#### Problem details
Every entry must be echoed exactly.

>> Start

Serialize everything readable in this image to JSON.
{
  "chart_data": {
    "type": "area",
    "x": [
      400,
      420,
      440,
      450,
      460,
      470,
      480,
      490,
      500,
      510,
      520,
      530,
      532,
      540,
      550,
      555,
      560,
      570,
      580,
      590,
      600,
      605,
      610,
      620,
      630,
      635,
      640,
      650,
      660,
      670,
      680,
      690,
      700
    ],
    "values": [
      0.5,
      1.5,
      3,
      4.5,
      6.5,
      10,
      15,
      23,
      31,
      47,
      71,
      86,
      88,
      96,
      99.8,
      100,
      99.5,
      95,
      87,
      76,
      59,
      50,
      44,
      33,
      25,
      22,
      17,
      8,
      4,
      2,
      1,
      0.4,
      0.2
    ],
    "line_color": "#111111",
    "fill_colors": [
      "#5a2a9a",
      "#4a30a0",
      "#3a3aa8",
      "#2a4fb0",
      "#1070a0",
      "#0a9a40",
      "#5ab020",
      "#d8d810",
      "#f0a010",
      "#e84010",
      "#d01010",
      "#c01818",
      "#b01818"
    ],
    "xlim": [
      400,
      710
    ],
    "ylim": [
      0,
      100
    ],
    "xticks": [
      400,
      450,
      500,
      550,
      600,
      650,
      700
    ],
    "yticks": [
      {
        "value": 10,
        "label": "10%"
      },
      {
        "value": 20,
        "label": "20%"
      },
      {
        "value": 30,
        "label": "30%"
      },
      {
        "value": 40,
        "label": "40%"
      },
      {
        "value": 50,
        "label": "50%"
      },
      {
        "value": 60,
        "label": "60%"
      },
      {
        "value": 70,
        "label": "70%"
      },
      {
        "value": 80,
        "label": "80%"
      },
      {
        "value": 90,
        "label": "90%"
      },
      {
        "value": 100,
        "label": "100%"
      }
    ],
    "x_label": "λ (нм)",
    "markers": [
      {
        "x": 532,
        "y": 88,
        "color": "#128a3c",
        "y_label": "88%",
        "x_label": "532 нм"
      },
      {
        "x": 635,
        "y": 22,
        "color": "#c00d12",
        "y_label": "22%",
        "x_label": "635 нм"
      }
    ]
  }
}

>> End

#### Task result
Serialize everything readable in this image to JSON.
{
  "chart_data": {
    "type": "area",
    "x": [
      400,
      420,
      440,
      450,
      460,
      470,
      480,
      490,
      500,
      510,
      520,
      530,
      532,
      540,
      550,
      555,
      560,
      570,
      580,
      590,
      600,
      605,
      610,
      620,
      630,
      635,
      640,
      650,
      660,
      670,
      680,
      690,
      700
    ],
    "values": [
      0.5,
      1.5,
      3,
      4.5,
      6.5,
      10,
      15,
      23,
      31,
      47,
      71,
      86,
      88,
      96,
      99.8,
      100,
      99.5,
      95,
      87,
      76,
      59,
      50,
      44,
      33,
      25,
      22,
      17,
      8,
      4,
      2,
      1,
      0.4,
      0.2
    ],
    "line_color": "#111111",
    "fill_colors": [
      "#5a2a9a",
      "#4a30a0",
      "#3a3aa8",
      "#2a4fb0",
      "#1070a0",
      "#0a9a40",
      "#5ab020",
      "#d8d810",
      "#f0a010",
      "#e84010",
      "#d01010",
      "#c01818",
      "#b01818"
    ],
    "xlim": [
      400,
      710
    ],
    "ylim": [
      0,
      100
    ],
    "xticks": [
      400,
      450,
      500,
      550,
      600,
      650,
      700
    ],
    "yticks": [
      {
        "value": 10,
        "label": "10%"
      },
      {
        "value": 20,
        "label": "20%"
      },
      {
        "value": 30,
        "label": "30%"
      },
      {
        "value": 40,
        "label": "40%"
      },
      {
        "value": 50,
        "label": "50%"
      },
      {
        "value": 60,
        "label": "60%"
      },
      {
        "value": 70,
        "label": "70%"
      },
      {
        "value": 80,
        "label": "80%"
      },
      {
        "value": 90,
        "label": "90%"
      },
      {
        "value": 100,
        "label": "100%"
      }
    ],
    "x_label": "λ (нм)",
    "markers": [
      {
        "x": 532,
        "y": 88,
        "color": "#128a3c",
        "y_label": "88%",
        "x_label": "532 нм"
      },
      {
        "x": 635,
        "y": 22,
        "color": "#c00d12",
        "y_label": "22%",
        "x_label": "635 нм"
      }
    ]
  }
}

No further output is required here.